__Task goal__
Write out the data below exactly as given, without any of its pictures.

--------

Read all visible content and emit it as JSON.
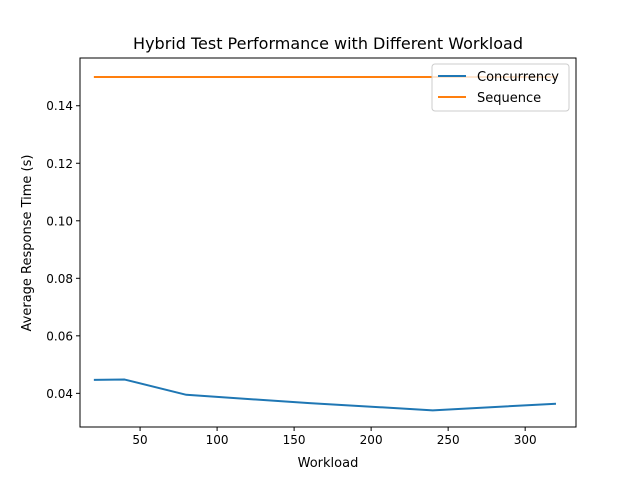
{
  "chart_data": {
    "type": "line",
    "title": "Hybrid Test Performance with Different Workload",
    "xlabel": "Workload",
    "ylabel": "Average Response Time (s)",
    "xlim": [
      11,
      333
    ],
    "ylim": [
      0.0283,
      0.1566
    ],
    "xticks": [
      50,
      100,
      150,
      200,
      250,
      300
    ],
    "yticks": [
      0.04,
      0.06,
      0.08,
      0.1,
      0.12,
      0.14
    ],
    "ytick_labels": [
      "0.04",
      "0.06",
      "0.08",
      "0.10",
      "0.12",
      "0.14"
    ],
    "grid": false,
    "legend_position": "top-right",
    "series": [
      {
        "name": "Concurrency",
        "color": "#1f77b4",
        "x": [
          20,
          40,
          80,
          160,
          240,
          320
        ],
        "y": [
          0.0447,
          0.0448,
          0.0395,
          0.0366,
          0.0341,
          0.0364
        ]
      },
      {
        "name": "Sequence",
        "color": "#ff7f0e",
        "x": [
          20,
          40,
          80,
          160,
          240,
          320
        ],
        "y": [
          0.15,
          0.15,
          0.15,
          0.15,
          0.15,
          0.15
        ]
      }
    ]
  }
}
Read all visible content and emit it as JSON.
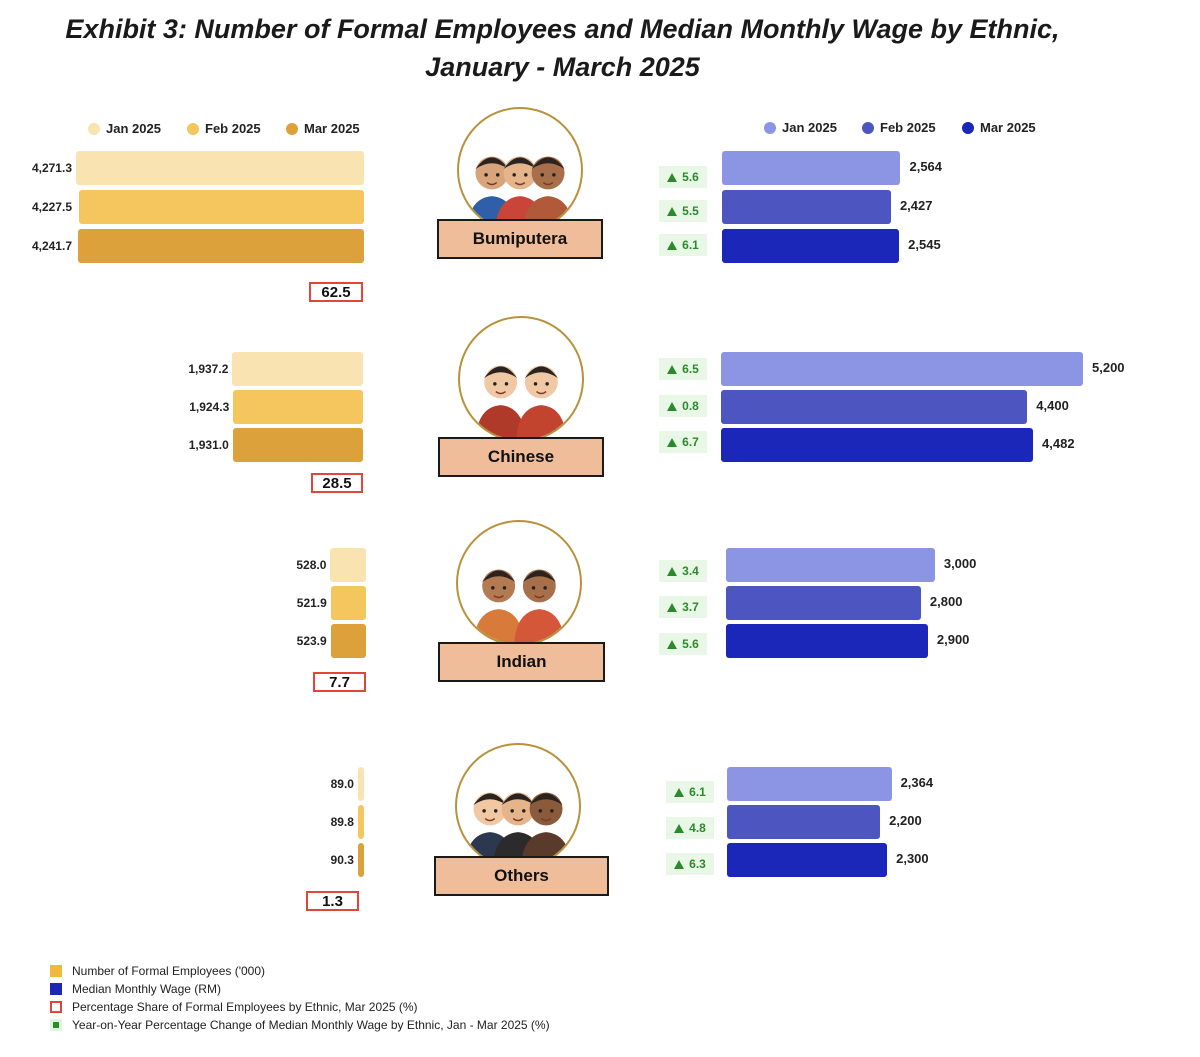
{
  "title": {
    "line1": "Exhibit 3: Number of Formal Employees and Median Monthly Wage by Ethnic,",
    "line2": "January - March 2025"
  },
  "legend_left": [
    {
      "label": "Jan 2025",
      "color": "#f9e3b1"
    },
    {
      "label": "Feb 2025",
      "color": "#f5c55e"
    },
    {
      "label": "Mar 2025",
      "color": "#dca13a"
    }
  ],
  "legend_right": [
    {
      "label": "Jan 2025",
      "color": "#8c94e4"
    },
    {
      "label": "Feb 2025",
      "color": "#4c55c0"
    },
    {
      "label": "Mar 2025",
      "color": "#1a27b8"
    }
  ],
  "groups": [
    {
      "name": "Bumiputera",
      "employees": [
        "4,271.3",
        "4,227.5",
        "4,241.7"
      ],
      "share": "62.5",
      "wages": [
        "2,564",
        "2,427",
        "2,545"
      ],
      "yoy": [
        "5.6",
        "5.5",
        "6.1"
      ],
      "avatar": "bumiputera-people-icon"
    },
    {
      "name": "Chinese",
      "employees": [
        "1,937.2",
        "1,924.3",
        "1,931.0"
      ],
      "share": "28.5",
      "wages": [
        "5,200",
        "4,400",
        "4,482"
      ],
      "yoy": [
        "6.5",
        "0.8",
        "6.7"
      ],
      "avatar": "chinese-people-icon"
    },
    {
      "name": "Indian",
      "employees": [
        "528.0",
        "521.9",
        "523.9"
      ],
      "share": "7.7",
      "wages": [
        "3,000",
        "2,800",
        "2,900"
      ],
      "yoy": [
        "3.4",
        "3.7",
        "5.6"
      ],
      "avatar": "indian-people-icon"
    },
    {
      "name": "Others",
      "employees": [
        "89.0",
        "89.8",
        "90.3"
      ],
      "share": "1.3",
      "wages": [
        "2,364",
        "2,200",
        "2,300"
      ],
      "yoy": [
        "6.1",
        "4.8",
        "6.3"
      ],
      "avatar": "others-people-icon"
    }
  ],
  "chart_data": {
    "type": "bar",
    "categories": [
      "Bumiputera",
      "Chinese",
      "Indian",
      "Others"
    ],
    "employees_series": [
      {
        "name": "Jan 2025",
        "values": [
          4271.3,
          1937.2,
          528.0,
          89.0
        ]
      },
      {
        "name": "Feb 2025",
        "values": [
          4227.5,
          1924.3,
          521.9,
          89.8
        ]
      },
      {
        "name": "Mar 2025",
        "values": [
          4241.7,
          1931.0,
          523.9,
          90.3
        ]
      }
    ],
    "wage_series": [
      {
        "name": "Jan 2025",
        "values": [
          2564,
          5200,
          3000,
          2364
        ]
      },
      {
        "name": "Feb 2025",
        "values": [
          2427,
          4400,
          2800,
          2200
        ]
      },
      {
        "name": "Mar 2025",
        "values": [
          2545,
          4482,
          2900,
          2300
        ]
      }
    ],
    "share_mar_2025": [
      62.5,
      28.5,
      7.7,
      1.3
    ],
    "yoy_change": [
      [
        5.6,
        5.5,
        6.1
      ],
      [
        6.5,
        0.8,
        6.7
      ],
      [
        3.4,
        3.7,
        5.6
      ],
      [
        6.1,
        4.8,
        6.3
      ]
    ]
  },
  "footnotes": [
    {
      "label": "Number of Formal Employees ('000)",
      "kind": "filled",
      "color": "#f0b93c"
    },
    {
      "label": "Median Monthly Wage (RM)",
      "kind": "filled",
      "color": "#1a27b8"
    },
    {
      "label": "Percentage Share of Formal Employees by Ethnic, Mar 2025 (%)",
      "kind": "outline",
      "color": "#e0473a"
    },
    {
      "label": "Year-on-Year Percentage Change of Median Monthly Wage by Ethnic, Jan - Mar 2025 (%)",
      "kind": "yoy",
      "color": "#2c8a2c"
    }
  ]
}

--------

__Exercise result__
Read all visible content and emit it as JSON.
{
  "chart_data": {
    "type": "line",
    "title": "Hybrid Test Performance with Different Workload",
    "xlabel": "Workload",
    "ylabel": "Average Response Time (s)",
    "xlim": [
      11,
      333
    ],
    "ylim": [
      0.0283,
      0.1566
    ],
    "xticks": [
      50,
      100,
      150,
      200,
      250,
      300
    ],
    "yticks": [
      0.04,
      0.06,
      0.08,
      0.1,
      0.12,
      0.14
    ],
    "ytick_labels": [
      "0.04",
      "0.06",
      "0.08",
      "0.10",
      "0.12",
      "0.14"
    ],
    "grid": false,
    "legend_position": "top-right",
    "series": [
      {
        "name": "Concurrency",
        "color": "#1f77b4",
        "x": [
          20,
          40,
          80,
          160,
          240,
          320
        ],
        "y": [
          0.0447,
          0.0448,
          0.0395,
          0.0366,
          0.0341,
          0.0364
        ]
      },
      {
        "name": "Sequence",
        "color": "#ff7f0e",
        "x": [
          20,
          40,
          80,
          160,
          240,
          320
        ],
        "y": [
          0.15,
          0.15,
          0.15,
          0.15,
          0.15,
          0.15
        ]
      }
    ]
  }
}
Read all visible content and emit it as JSON.
{
  "title": {
    "line1": "Exhibit 3: Number of Formal Employees and Median Monthly Wage by Ethnic,",
    "line2": "January - March 2025"
  },
  "legend_left": [
    {
      "label": "Jan 2025",
      "color": "#f9e3b1"
    },
    {
      "label": "Feb 2025",
      "color": "#f5c55e"
    },
    {
      "label": "Mar 2025",
      "color": "#dca13a"
    }
  ],
  "legend_right": [
    {
      "label": "Jan 2025",
      "color": "#8c94e4"
    },
    {
      "label": "Feb 2025",
      "color": "#4c55c0"
    },
    {
      "label": "Mar 2025",
      "color": "#1a27b8"
    }
  ],
  "groups": [
    {
      "name": "Bumiputera",
      "employees": [
        "4,271.3",
        "4,227.5",
        "4,241.7"
      ],
      "share": "62.5",
      "wages": [
        "2,564",
        "2,427",
        "2,545"
      ],
      "yoy": [
        "5.6",
        "5.5",
        "6.1"
      ],
      "avatar": "bumiputera-people-icon"
    },
    {
      "name": "Chinese",
      "employees": [
        "1,937.2",
        "1,924.3",
        "1,931.0"
      ],
      "share": "28.5",
      "wages": [
        "5,200",
        "4,400",
        "4,482"
      ],
      "yoy": [
        "6.5",
        "0.8",
        "6.7"
      ],
      "avatar": "chinese-people-icon"
    },
    {
      "name": "Indian",
      "employees": [
        "528.0",
        "521.9",
        "523.9"
      ],
      "share": "7.7",
      "wages": [
        "3,000",
        "2,800",
        "2,900"
      ],
      "yoy": [
        "3.4",
        "3.7",
        "5.6"
      ],
      "avatar": "indian-people-icon"
    },
    {
      "name": "Others",
      "employees": [
        "89.0",
        "89.8",
        "90.3"
      ],
      "share": "1.3",
      "wages": [
        "2,364",
        "2,200",
        "2,300"
      ],
      "yoy": [
        "6.1",
        "4.8",
        "6.3"
      ],
      "avatar": "others-people-icon"
    }
  ],
  "chart_data": {
    "type": "bar",
    "categories": [
      "Bumiputera",
      "Chinese",
      "Indian",
      "Others"
    ],
    "employees_series": [
      {
        "name": "Jan 2025",
        "values": [
          4271.3,
          1937.2,
          528.0,
          89.0
        ]
      },
      {
        "name": "Feb 2025",
        "values": [
          4227.5,
          1924.3,
          521.9,
          89.8
        ]
      },
      {
        "name": "Mar 2025",
        "values": [
          4241.7,
          1931.0,
          523.9,
          90.3
        ]
      }
    ],
    "wage_series": [
      {
        "name": "Jan 2025",
        "values": [
          2564,
          5200,
          3000,
          2364
        ]
      },
      {
        "name": "Feb 2025",
        "values": [
          2427,
          4400,
          2800,
          2200
        ]
      },
      {
        "name": "Mar 2025",
        "values": [
          2545,
          4482,
          2900,
          2300
        ]
      }
    ],
    "share_mar_2025": [
      62.5,
      28.5,
      7.7,
      1.3
    ],
    "yoy_change": [
      [
        5.6,
        5.5,
        6.1
      ],
      [
        6.5,
        0.8,
        6.7
      ],
      [
        3.4,
        3.7,
        5.6
      ],
      [
        6.1,
        4.8,
        6.3
      ]
    ]
  },
  "footnotes": [
    {
      "label": "Number of Formal Employees ('000)",
      "kind": "filled",
      "color": "#f0b93c"
    },
    {
      "label": "Median Monthly Wage (RM)",
      "kind": "filled",
      "color": "#1a27b8"
    },
    {
      "label": "Percentage Share of Formal Employees by Ethnic, Mar 2025 (%)",
      "kind": "outline",
      "color": "#e0473a"
    },
    {
      "label": "Year-on-Year Percentage Change of Median Monthly Wage by Ethnic, Jan - Mar 2025 (%)",
      "kind": "yoy",
      "color": "#2c8a2c"
    }
  ]
}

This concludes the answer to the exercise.